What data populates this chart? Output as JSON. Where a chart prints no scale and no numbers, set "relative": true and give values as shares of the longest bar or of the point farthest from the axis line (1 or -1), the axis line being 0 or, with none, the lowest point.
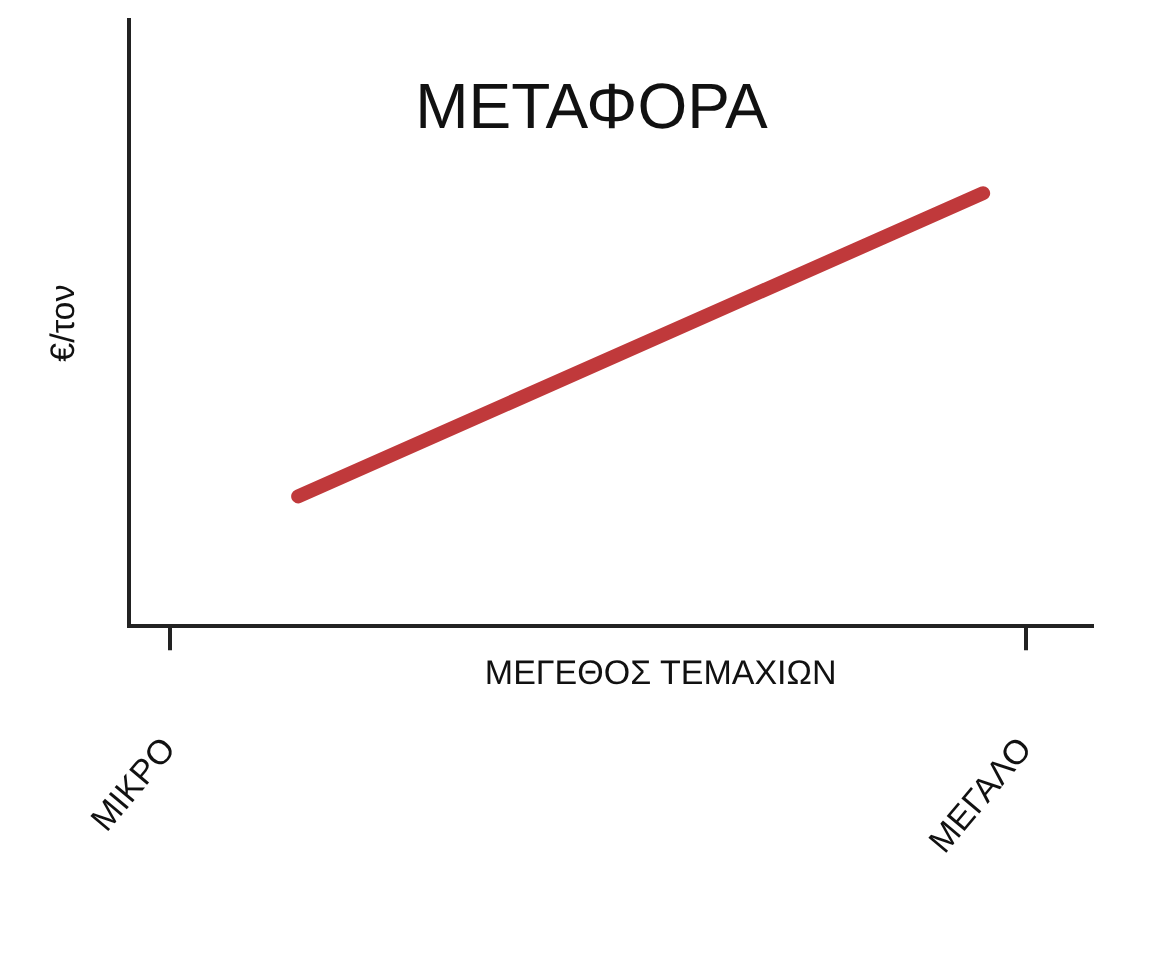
{
  "chart_data": {
    "type": "line",
    "title": "ΜΕΤΑΦΟΡΑ",
    "xlabel": "ΜΕΓΕΘΟΣ ΤΕΜΑΧΙΩΝ",
    "ylabel": "€/τον",
    "relative": true,
    "categories": [
      "ΜΙΚΡΟ",
      null,
      null,
      null,
      null,
      null,
      null,
      null,
      null,
      null,
      null,
      null,
      null,
      null,
      null,
      null,
      null,
      null,
      null,
      null,
      "ΜΕΓΑΛΟ"
    ],
    "series": [
      {
        "color": "#c0393b",
        "values": [
          null,
          null,
          null,
          0.3,
          null,
          null,
          null,
          null,
          null,
          null,
          null,
          null,
          null,
          null,
          null,
          null,
          null,
          null,
          null,
          1,
          null
        ]
      }
    ],
    "grid": false,
    "legend": false,
    "marker": "none",
    "line_style": "solid"
  }
}
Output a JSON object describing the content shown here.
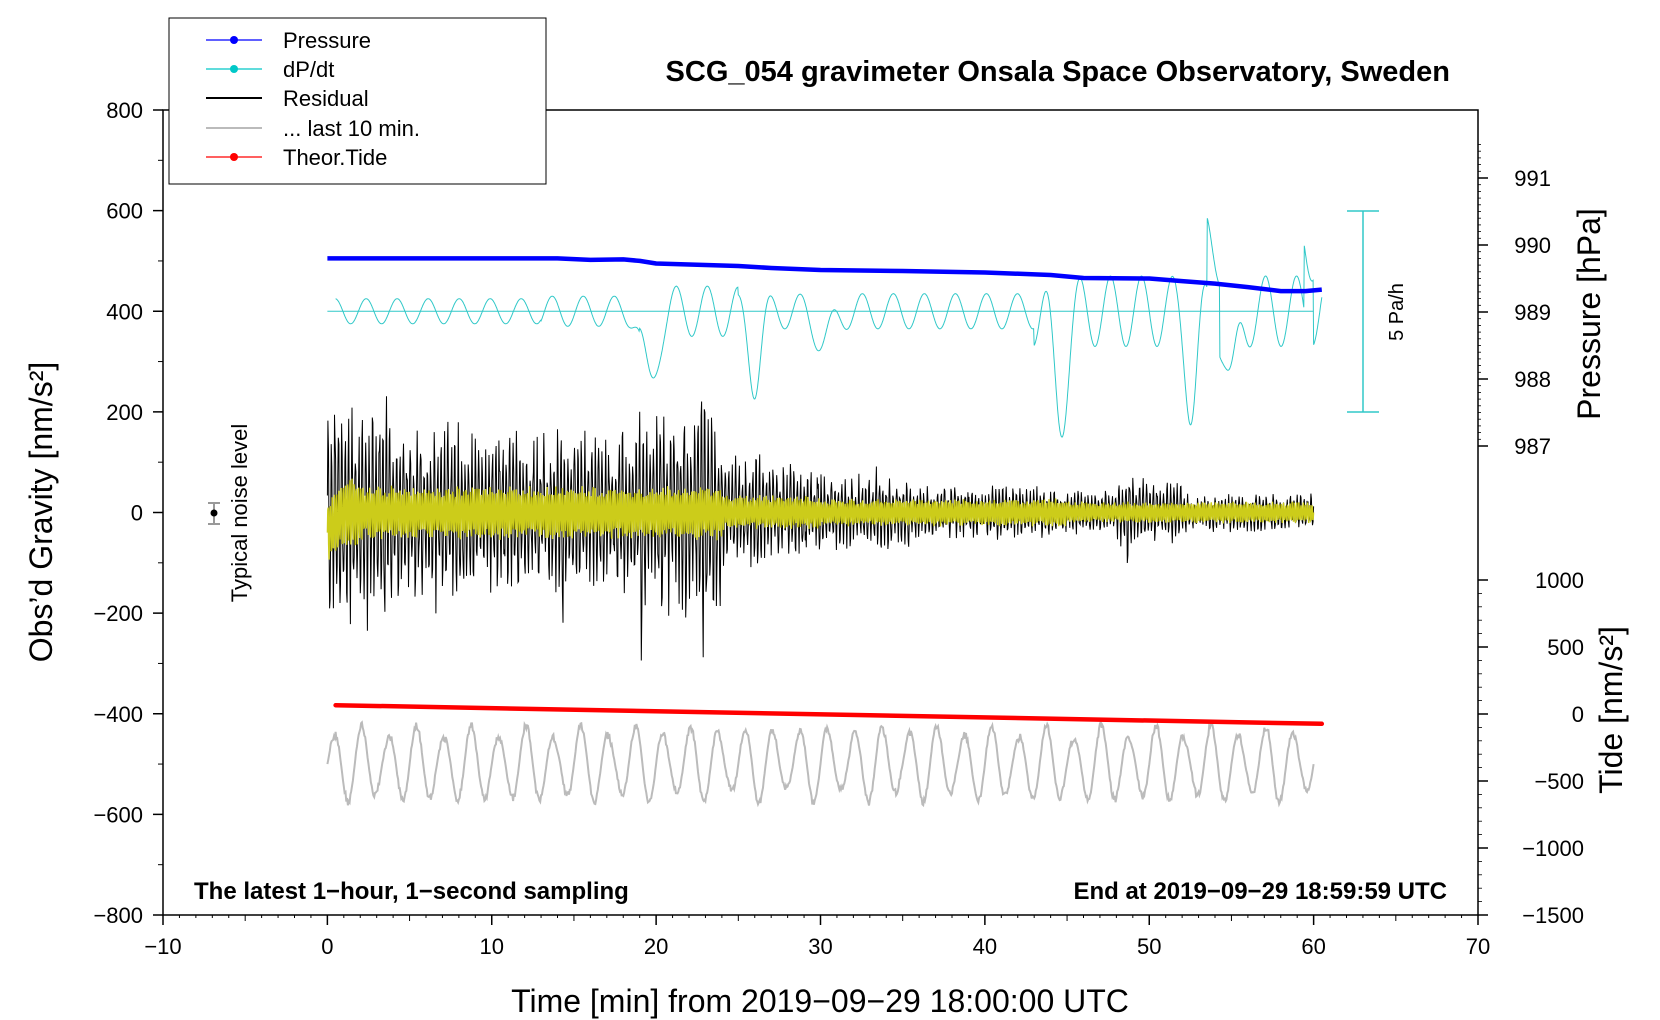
____
* [Work to be completed]:
Omitting all images, retype each line of the records precisely.

* [Task result]:
What data populates this chart? Output as JSON. Where a chart prints no scale and no numbers, set "relative": true and give values as shares of the longest bar or of the point farthest from the axis line (1 or -1), the axis line being 0 or, with none, the lowest point.
{
  "chart_data": {
    "type": "line",
    "title": "ΜΕΤΑΦΟΡΑ",
    "xlabel": "ΜΕΓΕΘΟΣ ΤΕΜΑΧΙΩΝ",
    "ylabel": "€/τον",
    "relative": true,
    "categories": [
      "ΜΙΚΡΟ",
      null,
      null,
      null,
      null,
      null,
      null,
      null,
      null,
      null,
      null,
      null,
      null,
      null,
      null,
      null,
      null,
      null,
      null,
      null,
      "ΜΕΓΑΛΟ"
    ],
    "series": [
      {
        "color": "#c0393b",
        "values": [
          null,
          null,
          null,
          0.3,
          null,
          null,
          null,
          null,
          null,
          null,
          null,
          null,
          null,
          null,
          null,
          null,
          null,
          null,
          null,
          1,
          null
        ]
      }
    ],
    "grid": false,
    "legend": false,
    "marker": "none",
    "line_style": "solid"
  }
}
Output a JSON object describing the content shown here.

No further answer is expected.